Exercise aim: Output each entry exactly; skip nothing.
-------- Data --------
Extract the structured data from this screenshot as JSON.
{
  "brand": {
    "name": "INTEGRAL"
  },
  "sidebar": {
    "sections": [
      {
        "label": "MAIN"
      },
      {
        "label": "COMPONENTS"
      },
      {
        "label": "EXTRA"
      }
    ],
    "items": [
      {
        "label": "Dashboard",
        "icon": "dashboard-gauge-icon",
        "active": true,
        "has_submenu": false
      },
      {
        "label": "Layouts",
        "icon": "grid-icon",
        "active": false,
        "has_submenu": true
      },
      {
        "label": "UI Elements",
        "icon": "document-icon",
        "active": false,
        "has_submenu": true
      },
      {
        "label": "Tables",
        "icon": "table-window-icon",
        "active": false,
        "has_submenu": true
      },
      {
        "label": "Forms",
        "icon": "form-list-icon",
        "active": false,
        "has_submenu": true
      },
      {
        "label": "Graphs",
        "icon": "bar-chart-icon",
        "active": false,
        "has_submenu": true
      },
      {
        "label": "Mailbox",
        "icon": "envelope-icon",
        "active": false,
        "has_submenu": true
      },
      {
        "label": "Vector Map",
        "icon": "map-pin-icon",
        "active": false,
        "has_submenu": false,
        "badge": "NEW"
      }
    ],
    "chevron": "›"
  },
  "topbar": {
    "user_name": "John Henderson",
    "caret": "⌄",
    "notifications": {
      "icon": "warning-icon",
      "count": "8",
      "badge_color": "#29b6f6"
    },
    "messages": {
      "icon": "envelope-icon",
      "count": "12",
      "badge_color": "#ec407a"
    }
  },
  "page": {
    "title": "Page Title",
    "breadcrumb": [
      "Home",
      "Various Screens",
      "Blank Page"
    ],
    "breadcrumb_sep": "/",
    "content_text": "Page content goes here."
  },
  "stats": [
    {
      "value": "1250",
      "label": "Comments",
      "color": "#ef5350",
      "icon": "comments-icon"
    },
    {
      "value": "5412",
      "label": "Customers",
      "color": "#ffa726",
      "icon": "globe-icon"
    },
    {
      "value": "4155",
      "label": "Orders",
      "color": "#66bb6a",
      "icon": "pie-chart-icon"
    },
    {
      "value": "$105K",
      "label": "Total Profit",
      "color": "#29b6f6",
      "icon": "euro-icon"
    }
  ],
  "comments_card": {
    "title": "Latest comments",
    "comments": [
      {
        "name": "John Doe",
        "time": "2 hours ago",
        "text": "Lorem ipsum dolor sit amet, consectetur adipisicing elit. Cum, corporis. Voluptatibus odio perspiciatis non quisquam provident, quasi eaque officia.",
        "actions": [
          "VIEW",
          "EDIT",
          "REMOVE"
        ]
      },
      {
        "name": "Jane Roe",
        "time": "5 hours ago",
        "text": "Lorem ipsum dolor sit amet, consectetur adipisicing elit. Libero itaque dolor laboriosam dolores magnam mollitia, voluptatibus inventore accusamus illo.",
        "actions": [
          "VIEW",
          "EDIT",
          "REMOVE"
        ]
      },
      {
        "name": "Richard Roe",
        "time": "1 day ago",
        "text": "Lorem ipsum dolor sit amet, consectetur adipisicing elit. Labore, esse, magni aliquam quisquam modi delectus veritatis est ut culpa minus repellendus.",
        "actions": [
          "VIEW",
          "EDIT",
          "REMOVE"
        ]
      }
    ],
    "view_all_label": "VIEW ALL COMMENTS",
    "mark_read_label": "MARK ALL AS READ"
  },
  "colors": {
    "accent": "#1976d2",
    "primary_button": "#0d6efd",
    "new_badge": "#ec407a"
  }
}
--------
Response:
Extract the structured data from this screenshot as JSON.
{
  "brand": {
    "name": "INTEGRAL"
  },
  "sidebar": {
    "sections": [
      {
        "label": "MAIN"
      },
      {
        "label": "COMPONENTS"
      },
      {
        "label": "EXTRA"
      }
    ],
    "items": [
      {
        "label": "Dashboard",
        "icon": "dashboard-gauge-icon",
        "active": true,
        "has_submenu": false
      },
      {
        "label": "Layouts",
        "icon": "grid-icon",
        "active": false,
        "has_submenu": true
      },
      {
        "label": "UI Elements",
        "icon": "document-icon",
        "active": false,
        "has_submenu": true
      },
      {
        "label": "Tables",
        "icon": "table-window-icon",
        "active": false,
        "has_submenu": true
      },
      {
        "label": "Forms",
        "icon": "form-list-icon",
        "active": false,
        "has_submenu": true
      },
      {
        "label": "Graphs",
        "icon": "bar-chart-icon",
        "active": false,
        "has_submenu": true
      },
      {
        "label": "Mailbox",
        "icon": "envelope-icon",
        "active": false,
        "has_submenu": true
      },
      {
        "label": "Vector Map",
        "icon": "map-pin-icon",
        "active": false,
        "has_submenu": false,
        "badge": "NEW"
      }
    ],
    "chevron": "›"
  },
  "topbar": {
    "user_name": "John Henderson",
    "caret": "⌄",
    "notifications": {
      "icon": "warning-icon",
      "count": "8",
      "badge_color": "#29b6f6"
    },
    "messages": {
      "icon": "envelope-icon",
      "count": "12",
      "badge_color": "#ec407a"
    }
  },
  "page": {
    "title": "Page Title",
    "breadcrumb": [
      "Home",
      "Various Screens",
      "Blank Page"
    ],
    "breadcrumb_sep": "/",
    "content_text": "Page content goes here."
  },
  "stats": [
    {
      "value": "1250",
      "label": "Comments",
      "color": "#ef5350",
      "icon": "comments-icon"
    },
    {
      "value": "5412",
      "label": "Customers",
      "color": "#ffa726",
      "icon": "globe-icon"
    },
    {
      "value": "4155",
      "label": "Orders",
      "color": "#66bb6a",
      "icon": "pie-chart-icon"
    },
    {
      "value": "$105K",
      "label": "Total Profit",
      "color": "#29b6f6",
      "icon": "euro-icon"
    }
  ],
  "comments_card": {
    "title": "Latest comments",
    "comments": [
      {
        "name": "John Doe",
        "time": "2 hours ago",
        "text": "Lorem ipsum dolor sit amet, consectetur adipisicing elit. Cum, corporis. Voluptatibus odio perspiciatis non quisquam provident, quasi eaque officia.",
        "actions": [
          "VIEW",
          "EDIT",
          "REMOVE"
        ]
      },
      {
        "name": "Jane Roe",
        "time": "5 hours ago",
        "text": "Lorem ipsum dolor sit amet, consectetur adipisicing elit. Libero itaque dolor laboriosam dolores magnam mollitia, voluptatibus inventore accusamus illo.",
        "actions": [
          "VIEW",
          "EDIT",
          "REMOVE"
        ]
      },
      {
        "name": "Richard Roe",
        "time": "1 day ago",
        "text": "Lorem ipsum dolor sit amet, consectetur adipisicing elit. Labore, esse, magni aliquam quisquam modi delectus veritatis est ut culpa minus repellendus.",
        "actions": [
          "VIEW",
          "EDIT",
          "REMOVE"
        ]
      }
    ],
    "view_all_label": "VIEW ALL COMMENTS",
    "mark_read_label": "MARK ALL AS READ"
  },
  "colors": {
    "accent": "#1976d2",
    "primary_button": "#0d6efd",
    "new_badge": "#ec407a"
  }
}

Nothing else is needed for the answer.